## Exercise task
Without the images, output each record below as it stands.

## Supplied material

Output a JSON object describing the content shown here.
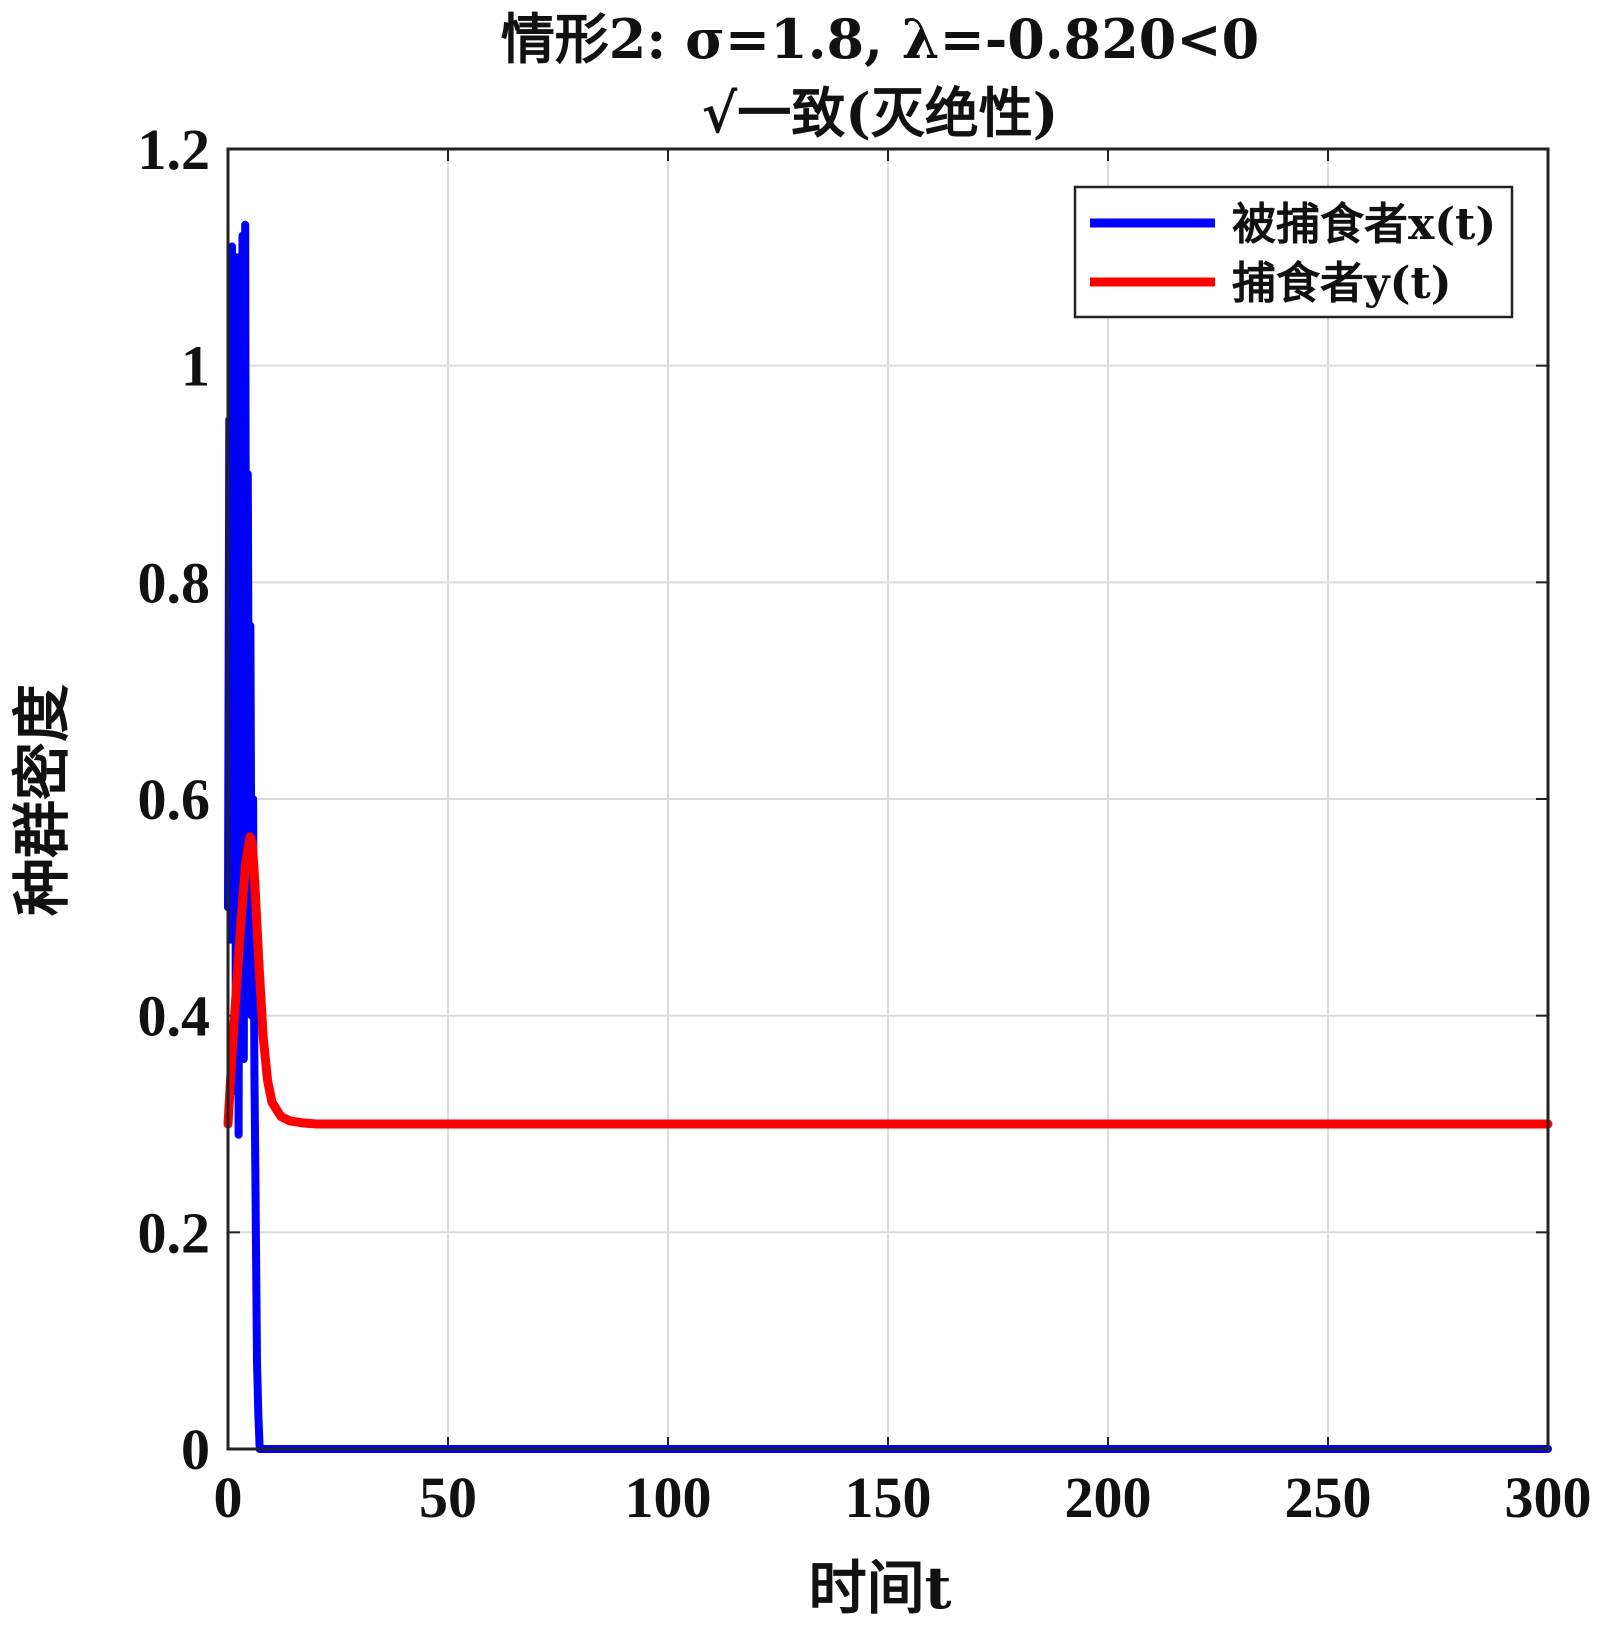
{
  "chart_data": {
    "type": "line",
    "title": [
      "情形2:  σ=1.8, λ=-0.820<0",
      "√一致(灭绝性)"
    ],
    "xlabel": "时间t",
    "ylabel": "种群密度",
    "xlim": [
      0,
      300
    ],
    "ylim": [
      0,
      1.2
    ],
    "x_ticks": [
      "0",
      "50",
      "100",
      "150",
      "200",
      "250",
      "300"
    ],
    "y_ticks": [
      "0",
      "0.2",
      "0.4",
      "0.6",
      "0.8",
      "1",
      "1.2"
    ],
    "grid": true,
    "legend_position": "top-right",
    "series": [
      {
        "name": "被捕食者x(t)",
        "color": "#0000ff",
        "x": [
          0,
          0.3,
          0.6,
          0.9,
          1.2,
          1.5,
          1.8,
          2.1,
          2.4,
          2.7,
          3.0,
          3.3,
          3.6,
          3.9,
          4.2,
          4.5,
          4.8,
          5.1,
          5.4,
          5.7,
          6.0,
          6.3,
          6.6,
          6.9,
          7.2,
          8,
          10,
          20,
          50,
          100,
          150,
          200,
          250,
          300
        ],
        "y": [
          0.5,
          0.95,
          0.47,
          1.11,
          0.55,
          1.05,
          0.33,
          1.1,
          0.29,
          1.04,
          0.5,
          1.12,
          0.36,
          1.13,
          0.45,
          0.9,
          0.55,
          0.76,
          0.4,
          0.6,
          0.35,
          0.22,
          0.08,
          0.03,
          0.0,
          0.0,
          0.0,
          0.0,
          0.0,
          0.0,
          0.0,
          0.0,
          0.0,
          0.0
        ]
      },
      {
        "name": "捕食者y(t)",
        "color": "#ff0000",
        "x": [
          0,
          1,
          2,
          3,
          4,
          5,
          5.5,
          6,
          7,
          8,
          9,
          10,
          12,
          14,
          17,
          20,
          25,
          30,
          50,
          100,
          150,
          200,
          250,
          300
        ],
        "y": [
          0.3,
          0.37,
          0.43,
          0.49,
          0.54,
          0.565,
          0.56,
          0.53,
          0.45,
          0.38,
          0.34,
          0.32,
          0.307,
          0.303,
          0.301,
          0.3,
          0.3,
          0.3,
          0.3,
          0.3,
          0.3,
          0.3,
          0.3,
          0.3
        ]
      }
    ]
  }
}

## Correct answer
Output a JSON object describing the content shown here.
{
  "chart_data": {
    "type": "line",
    "title": [
      "情形2:  σ=1.8, λ=-0.820<0",
      "√一致(灭绝性)"
    ],
    "xlabel": "时间t",
    "ylabel": "种群密度",
    "xlim": [
      0,
      300
    ],
    "ylim": [
      0,
      1.2
    ],
    "x_ticks": [
      "0",
      "50",
      "100",
      "150",
      "200",
      "250",
      "300"
    ],
    "y_ticks": [
      "0",
      "0.2",
      "0.4",
      "0.6",
      "0.8",
      "1",
      "1.2"
    ],
    "grid": true,
    "legend_position": "top-right",
    "series": [
      {
        "name": "被捕食者x(t)",
        "color": "#0000ff",
        "x": [
          0,
          0.3,
          0.6,
          0.9,
          1.2,
          1.5,
          1.8,
          2.1,
          2.4,
          2.7,
          3.0,
          3.3,
          3.6,
          3.9,
          4.2,
          4.5,
          4.8,
          5.1,
          5.4,
          5.7,
          6.0,
          6.3,
          6.6,
          6.9,
          7.2,
          8,
          10,
          20,
          50,
          100,
          150,
          200,
          250,
          300
        ],
        "y": [
          0.5,
          0.95,
          0.47,
          1.11,
          0.55,
          1.05,
          0.33,
          1.1,
          0.29,
          1.04,
          0.5,
          1.12,
          0.36,
          1.13,
          0.45,
          0.9,
          0.55,
          0.76,
          0.4,
          0.6,
          0.35,
          0.22,
          0.08,
          0.03,
          0.0,
          0.0,
          0.0,
          0.0,
          0.0,
          0.0,
          0.0,
          0.0,
          0.0,
          0.0
        ]
      },
      {
        "name": "捕食者y(t)",
        "color": "#ff0000",
        "x": [
          0,
          1,
          2,
          3,
          4,
          5,
          5.5,
          6,
          7,
          8,
          9,
          10,
          12,
          14,
          17,
          20,
          25,
          30,
          50,
          100,
          150,
          200,
          250,
          300
        ],
        "y": [
          0.3,
          0.37,
          0.43,
          0.49,
          0.54,
          0.565,
          0.56,
          0.53,
          0.45,
          0.38,
          0.34,
          0.32,
          0.307,
          0.303,
          0.301,
          0.3,
          0.3,
          0.3,
          0.3,
          0.3,
          0.3,
          0.3,
          0.3,
          0.3
        ]
      }
    ]
  }
}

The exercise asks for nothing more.